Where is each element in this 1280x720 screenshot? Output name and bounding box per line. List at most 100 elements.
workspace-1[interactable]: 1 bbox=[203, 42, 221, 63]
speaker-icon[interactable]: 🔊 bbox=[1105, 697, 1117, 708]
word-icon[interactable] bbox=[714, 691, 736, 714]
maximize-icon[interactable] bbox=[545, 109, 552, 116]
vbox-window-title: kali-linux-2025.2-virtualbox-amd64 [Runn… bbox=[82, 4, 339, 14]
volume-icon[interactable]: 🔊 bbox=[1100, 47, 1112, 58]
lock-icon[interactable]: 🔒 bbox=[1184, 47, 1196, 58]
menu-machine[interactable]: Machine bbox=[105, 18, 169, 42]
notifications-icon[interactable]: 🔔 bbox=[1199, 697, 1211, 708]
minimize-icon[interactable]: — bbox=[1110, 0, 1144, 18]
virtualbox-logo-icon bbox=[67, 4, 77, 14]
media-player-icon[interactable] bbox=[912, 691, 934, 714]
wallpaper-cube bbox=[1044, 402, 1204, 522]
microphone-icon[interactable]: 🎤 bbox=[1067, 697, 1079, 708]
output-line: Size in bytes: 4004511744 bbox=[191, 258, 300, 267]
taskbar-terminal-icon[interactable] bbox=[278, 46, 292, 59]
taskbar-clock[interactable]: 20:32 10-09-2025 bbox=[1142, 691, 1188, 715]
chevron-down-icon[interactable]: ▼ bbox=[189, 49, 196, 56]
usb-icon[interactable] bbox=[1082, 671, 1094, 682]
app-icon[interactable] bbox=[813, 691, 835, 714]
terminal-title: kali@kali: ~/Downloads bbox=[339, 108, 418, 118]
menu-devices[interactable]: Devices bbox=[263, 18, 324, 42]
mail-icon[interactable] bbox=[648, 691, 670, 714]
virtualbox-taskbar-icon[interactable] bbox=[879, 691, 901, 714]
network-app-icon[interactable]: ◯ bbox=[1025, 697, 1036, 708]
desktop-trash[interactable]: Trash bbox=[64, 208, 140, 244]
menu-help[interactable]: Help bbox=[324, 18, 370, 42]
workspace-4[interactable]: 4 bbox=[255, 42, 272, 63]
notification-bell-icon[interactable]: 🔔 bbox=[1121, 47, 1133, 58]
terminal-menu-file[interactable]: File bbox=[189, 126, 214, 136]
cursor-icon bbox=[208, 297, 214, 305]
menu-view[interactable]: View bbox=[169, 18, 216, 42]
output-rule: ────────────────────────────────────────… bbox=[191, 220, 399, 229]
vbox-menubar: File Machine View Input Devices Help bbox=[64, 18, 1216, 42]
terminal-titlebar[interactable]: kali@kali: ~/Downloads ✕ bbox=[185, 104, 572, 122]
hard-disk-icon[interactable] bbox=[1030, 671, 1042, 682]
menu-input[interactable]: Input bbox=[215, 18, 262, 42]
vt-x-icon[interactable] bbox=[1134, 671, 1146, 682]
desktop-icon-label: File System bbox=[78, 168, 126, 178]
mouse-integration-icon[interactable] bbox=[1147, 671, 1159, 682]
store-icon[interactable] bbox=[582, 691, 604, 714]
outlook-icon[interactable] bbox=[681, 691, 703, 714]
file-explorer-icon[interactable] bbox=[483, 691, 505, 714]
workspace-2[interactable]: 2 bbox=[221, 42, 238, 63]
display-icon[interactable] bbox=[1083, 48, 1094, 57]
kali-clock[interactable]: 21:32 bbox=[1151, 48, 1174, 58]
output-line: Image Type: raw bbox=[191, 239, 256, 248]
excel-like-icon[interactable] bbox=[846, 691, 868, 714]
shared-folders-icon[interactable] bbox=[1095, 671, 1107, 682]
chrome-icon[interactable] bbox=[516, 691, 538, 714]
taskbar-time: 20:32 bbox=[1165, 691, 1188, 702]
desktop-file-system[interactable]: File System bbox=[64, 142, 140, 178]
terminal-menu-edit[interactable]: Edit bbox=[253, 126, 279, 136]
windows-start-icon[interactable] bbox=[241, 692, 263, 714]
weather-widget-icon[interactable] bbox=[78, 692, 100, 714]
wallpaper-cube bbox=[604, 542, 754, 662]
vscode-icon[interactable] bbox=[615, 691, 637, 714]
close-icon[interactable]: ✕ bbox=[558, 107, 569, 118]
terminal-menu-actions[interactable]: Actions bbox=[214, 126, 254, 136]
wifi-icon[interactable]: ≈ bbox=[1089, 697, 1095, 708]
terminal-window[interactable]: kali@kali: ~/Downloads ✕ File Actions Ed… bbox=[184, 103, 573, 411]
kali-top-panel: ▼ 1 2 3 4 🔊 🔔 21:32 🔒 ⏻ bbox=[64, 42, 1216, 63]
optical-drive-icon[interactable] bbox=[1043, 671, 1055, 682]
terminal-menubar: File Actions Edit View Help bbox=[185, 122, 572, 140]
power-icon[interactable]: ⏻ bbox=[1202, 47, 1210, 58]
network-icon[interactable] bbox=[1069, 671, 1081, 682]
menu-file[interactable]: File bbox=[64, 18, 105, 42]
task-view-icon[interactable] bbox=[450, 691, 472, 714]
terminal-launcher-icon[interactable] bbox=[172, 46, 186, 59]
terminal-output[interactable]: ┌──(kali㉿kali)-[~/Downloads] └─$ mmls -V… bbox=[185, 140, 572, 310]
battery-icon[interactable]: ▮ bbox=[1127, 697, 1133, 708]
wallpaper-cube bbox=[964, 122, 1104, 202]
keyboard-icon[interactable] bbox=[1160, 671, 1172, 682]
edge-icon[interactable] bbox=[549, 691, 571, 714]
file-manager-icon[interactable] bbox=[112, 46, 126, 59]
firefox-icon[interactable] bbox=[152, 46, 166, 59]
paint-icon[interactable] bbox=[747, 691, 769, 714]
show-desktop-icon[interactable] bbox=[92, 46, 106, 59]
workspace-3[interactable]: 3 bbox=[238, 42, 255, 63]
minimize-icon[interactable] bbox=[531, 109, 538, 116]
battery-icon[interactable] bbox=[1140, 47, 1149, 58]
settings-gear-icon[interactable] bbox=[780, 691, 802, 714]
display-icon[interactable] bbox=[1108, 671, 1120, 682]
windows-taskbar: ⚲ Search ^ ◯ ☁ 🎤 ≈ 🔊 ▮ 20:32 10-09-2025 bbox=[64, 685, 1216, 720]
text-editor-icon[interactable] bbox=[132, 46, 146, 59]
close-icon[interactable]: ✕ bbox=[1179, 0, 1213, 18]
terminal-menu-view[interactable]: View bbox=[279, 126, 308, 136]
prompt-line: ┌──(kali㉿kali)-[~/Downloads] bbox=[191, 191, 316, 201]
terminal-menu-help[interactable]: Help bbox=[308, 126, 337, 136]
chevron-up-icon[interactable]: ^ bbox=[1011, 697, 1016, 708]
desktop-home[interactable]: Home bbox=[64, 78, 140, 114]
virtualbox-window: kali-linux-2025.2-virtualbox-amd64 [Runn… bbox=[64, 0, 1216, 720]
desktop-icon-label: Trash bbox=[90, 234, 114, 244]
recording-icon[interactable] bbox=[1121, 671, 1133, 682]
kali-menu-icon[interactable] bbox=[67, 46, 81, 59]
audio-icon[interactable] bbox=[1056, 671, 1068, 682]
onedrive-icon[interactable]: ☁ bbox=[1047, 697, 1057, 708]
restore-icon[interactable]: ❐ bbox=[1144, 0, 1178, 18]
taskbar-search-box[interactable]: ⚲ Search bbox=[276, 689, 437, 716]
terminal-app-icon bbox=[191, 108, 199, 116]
---
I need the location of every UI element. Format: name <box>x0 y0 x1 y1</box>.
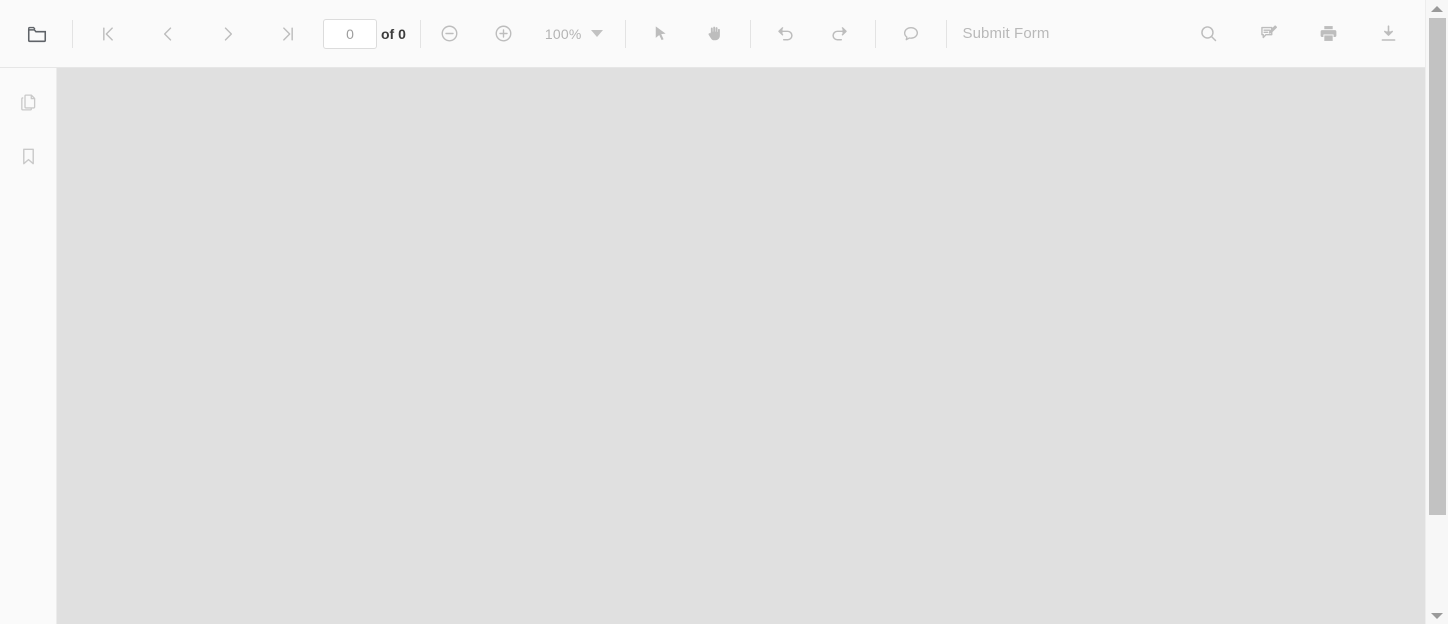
...
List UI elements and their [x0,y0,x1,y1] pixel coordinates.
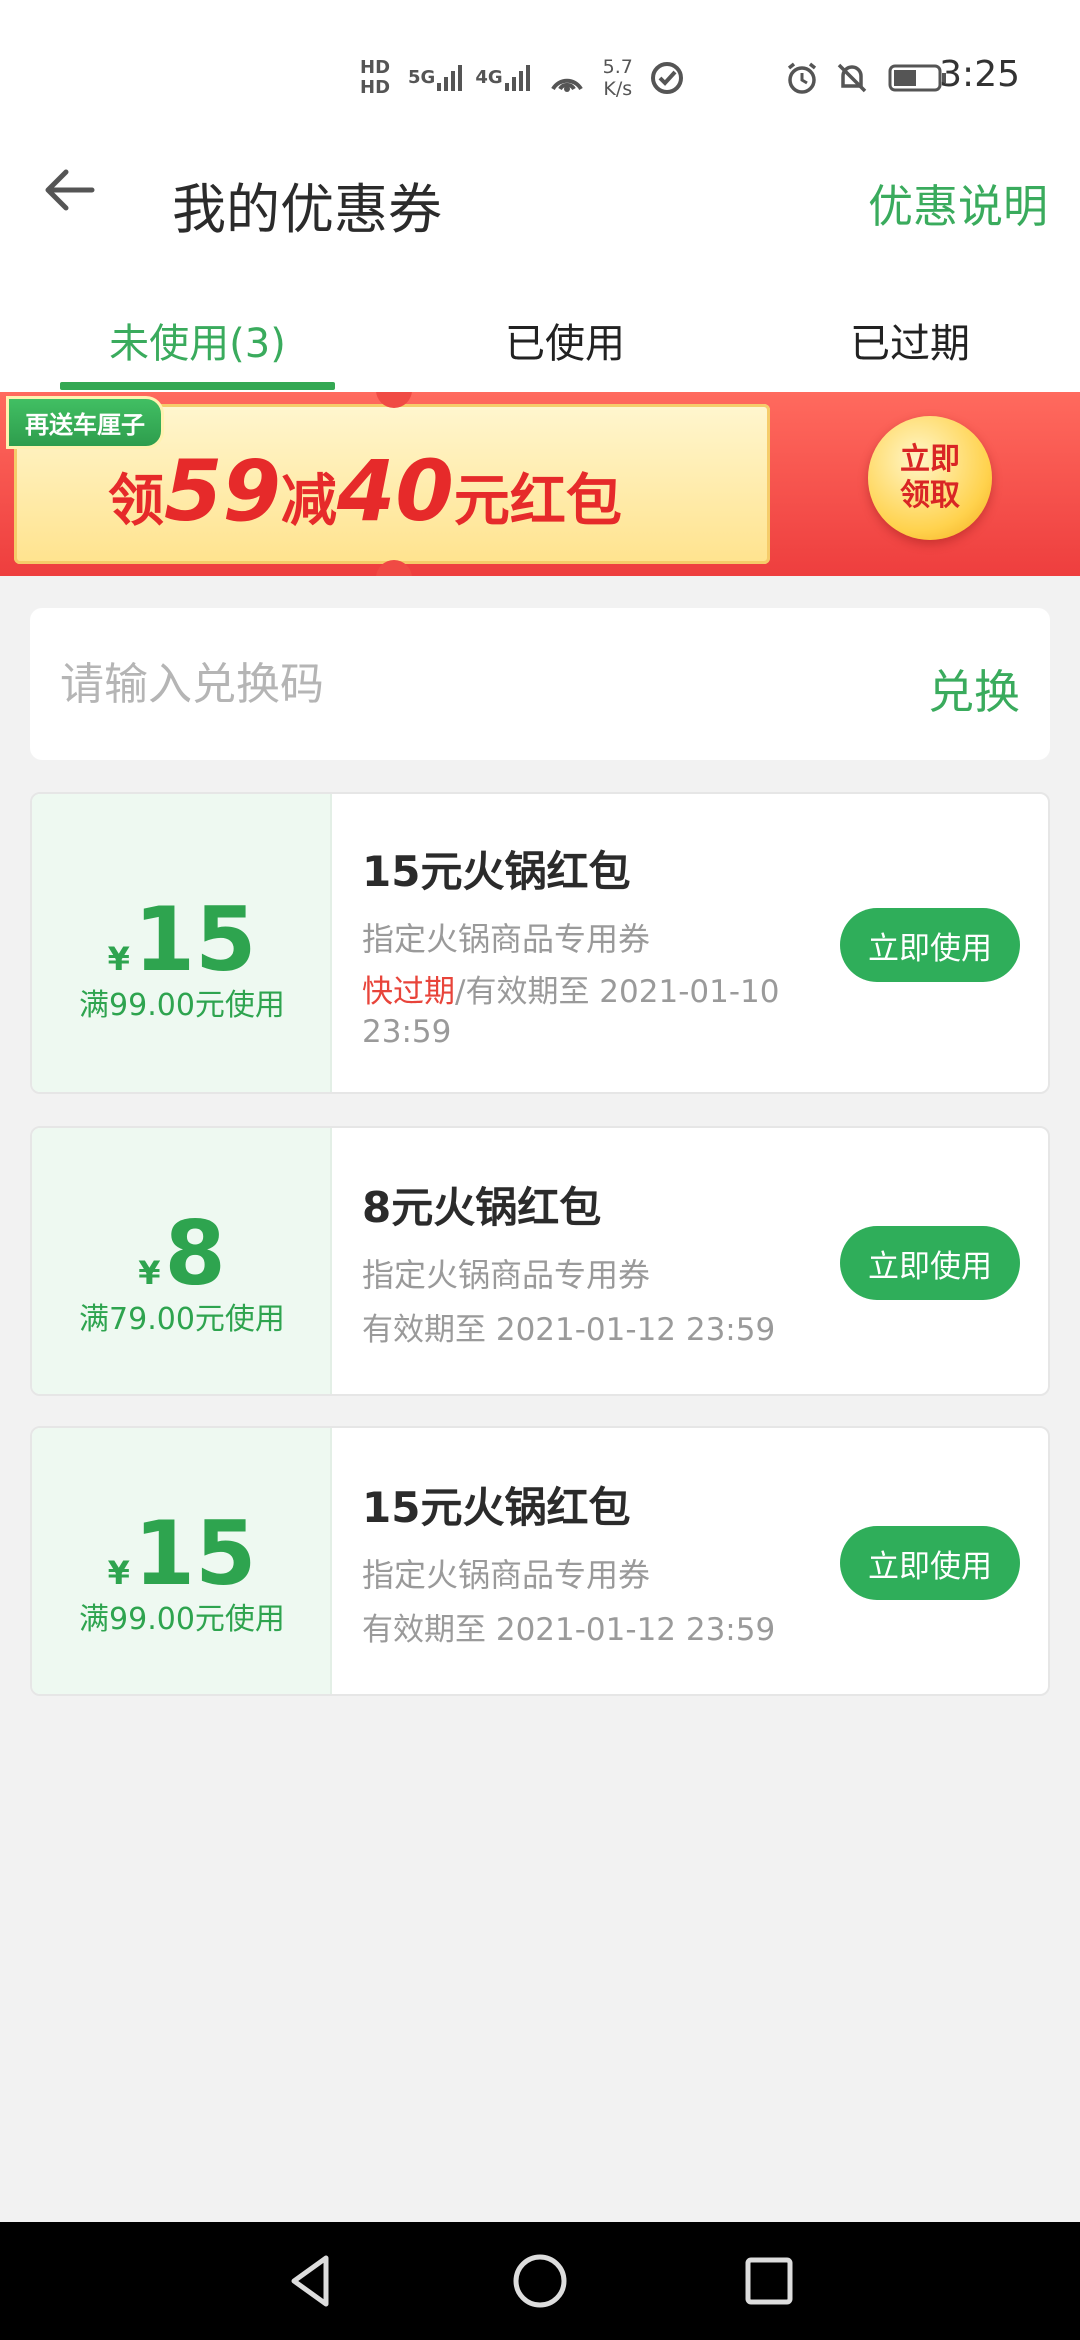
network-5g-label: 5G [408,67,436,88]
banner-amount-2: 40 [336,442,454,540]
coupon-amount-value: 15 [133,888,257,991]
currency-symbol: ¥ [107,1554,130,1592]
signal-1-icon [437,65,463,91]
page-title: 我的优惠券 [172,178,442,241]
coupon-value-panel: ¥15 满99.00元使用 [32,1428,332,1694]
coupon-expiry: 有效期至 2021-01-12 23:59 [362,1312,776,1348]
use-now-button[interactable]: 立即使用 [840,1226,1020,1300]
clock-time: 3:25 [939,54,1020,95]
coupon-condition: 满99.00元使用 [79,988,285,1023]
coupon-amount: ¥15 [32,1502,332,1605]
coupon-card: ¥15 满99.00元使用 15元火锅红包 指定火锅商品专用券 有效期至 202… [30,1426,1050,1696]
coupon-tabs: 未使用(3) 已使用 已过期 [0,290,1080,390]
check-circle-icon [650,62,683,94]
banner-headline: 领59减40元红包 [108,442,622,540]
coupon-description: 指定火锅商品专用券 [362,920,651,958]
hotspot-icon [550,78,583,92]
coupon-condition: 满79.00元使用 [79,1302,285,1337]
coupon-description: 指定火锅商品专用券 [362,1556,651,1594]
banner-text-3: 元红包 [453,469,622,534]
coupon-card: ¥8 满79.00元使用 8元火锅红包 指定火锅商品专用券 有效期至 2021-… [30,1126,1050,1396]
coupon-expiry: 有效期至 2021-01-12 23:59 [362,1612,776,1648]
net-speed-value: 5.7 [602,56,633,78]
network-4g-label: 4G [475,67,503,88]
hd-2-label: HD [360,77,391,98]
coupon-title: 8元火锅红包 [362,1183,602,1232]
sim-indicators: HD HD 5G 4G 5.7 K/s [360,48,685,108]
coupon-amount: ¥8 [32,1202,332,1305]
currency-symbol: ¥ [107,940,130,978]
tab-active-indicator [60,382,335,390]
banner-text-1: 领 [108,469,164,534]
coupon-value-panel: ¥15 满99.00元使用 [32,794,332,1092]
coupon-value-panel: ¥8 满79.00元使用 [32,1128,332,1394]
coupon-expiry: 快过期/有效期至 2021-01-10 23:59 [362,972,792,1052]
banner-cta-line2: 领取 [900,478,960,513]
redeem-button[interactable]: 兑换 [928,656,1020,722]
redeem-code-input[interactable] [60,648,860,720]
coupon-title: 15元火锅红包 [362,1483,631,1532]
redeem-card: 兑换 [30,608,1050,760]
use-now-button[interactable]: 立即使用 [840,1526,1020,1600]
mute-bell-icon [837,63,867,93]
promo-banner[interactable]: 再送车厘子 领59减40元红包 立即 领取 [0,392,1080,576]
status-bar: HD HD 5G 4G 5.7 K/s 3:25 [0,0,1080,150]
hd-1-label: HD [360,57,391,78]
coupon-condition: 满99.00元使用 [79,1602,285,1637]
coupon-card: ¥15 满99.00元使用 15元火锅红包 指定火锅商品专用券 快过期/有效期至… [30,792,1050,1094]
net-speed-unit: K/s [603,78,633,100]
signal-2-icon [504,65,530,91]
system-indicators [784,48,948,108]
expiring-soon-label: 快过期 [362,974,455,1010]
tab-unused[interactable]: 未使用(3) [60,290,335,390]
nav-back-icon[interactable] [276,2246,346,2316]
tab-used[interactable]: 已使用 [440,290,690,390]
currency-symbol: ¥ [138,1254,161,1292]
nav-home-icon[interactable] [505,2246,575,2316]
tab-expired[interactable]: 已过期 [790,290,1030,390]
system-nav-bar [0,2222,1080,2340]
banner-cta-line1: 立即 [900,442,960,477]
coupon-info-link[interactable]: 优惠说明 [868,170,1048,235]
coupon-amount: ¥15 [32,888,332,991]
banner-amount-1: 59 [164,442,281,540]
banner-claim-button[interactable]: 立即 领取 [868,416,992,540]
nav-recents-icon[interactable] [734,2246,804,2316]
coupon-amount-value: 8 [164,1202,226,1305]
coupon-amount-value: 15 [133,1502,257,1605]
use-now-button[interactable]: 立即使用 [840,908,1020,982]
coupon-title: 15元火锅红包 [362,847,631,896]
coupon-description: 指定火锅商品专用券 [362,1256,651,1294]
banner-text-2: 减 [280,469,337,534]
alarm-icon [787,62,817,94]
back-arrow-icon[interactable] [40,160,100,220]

• What you should do:
Please give the records from the line with "Where is each" up to and including the line with "word-icon[interactable] bbox=[714, 691, 736, 714]" as a two-column CSV with the columns request and response, one row for each request. Put each field in quotation marks and turn its line breaks into spaces.

• Solution:
request,response
"Where is each element in this 1280x720 screenshot? Output name and bounding box per line. List at most 100 elements.","workspace-1[interactable]: 1 bbox=[203, 42, 221, 63] speaker-icon[interactable]: 🔊 bbox=[1105, 697, 1117, 708] word-icon[interactable] bbox=[714, 691, 736, 714]"